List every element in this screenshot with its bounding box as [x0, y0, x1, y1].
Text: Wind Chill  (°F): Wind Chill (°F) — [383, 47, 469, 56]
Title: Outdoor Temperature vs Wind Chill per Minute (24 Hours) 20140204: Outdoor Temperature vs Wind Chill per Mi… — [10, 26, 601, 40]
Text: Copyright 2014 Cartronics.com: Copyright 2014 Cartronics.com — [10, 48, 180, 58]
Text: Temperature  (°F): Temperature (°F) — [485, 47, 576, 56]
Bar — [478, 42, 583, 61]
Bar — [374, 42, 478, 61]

◆ Requirements
Please copy the rows starting at the beginning and ending at the line that contains "Title: Outdoor Temperature", substituting "image" for "screenshot" and leaving everything else unchanged. Give only those lines.

◆ Result for this exercise
List every element in this image with its bounding box as [x0, y0, x1, y1].
Text: Wind Chill  (°F): Wind Chill (°F) — [383, 47, 469, 56]
Title: Outdoor Temperature vs Wind Chill per Minute (24 Hours) 20140204: Outdoor Temperature vs Wind Chill per Mi… — [10, 26, 601, 40]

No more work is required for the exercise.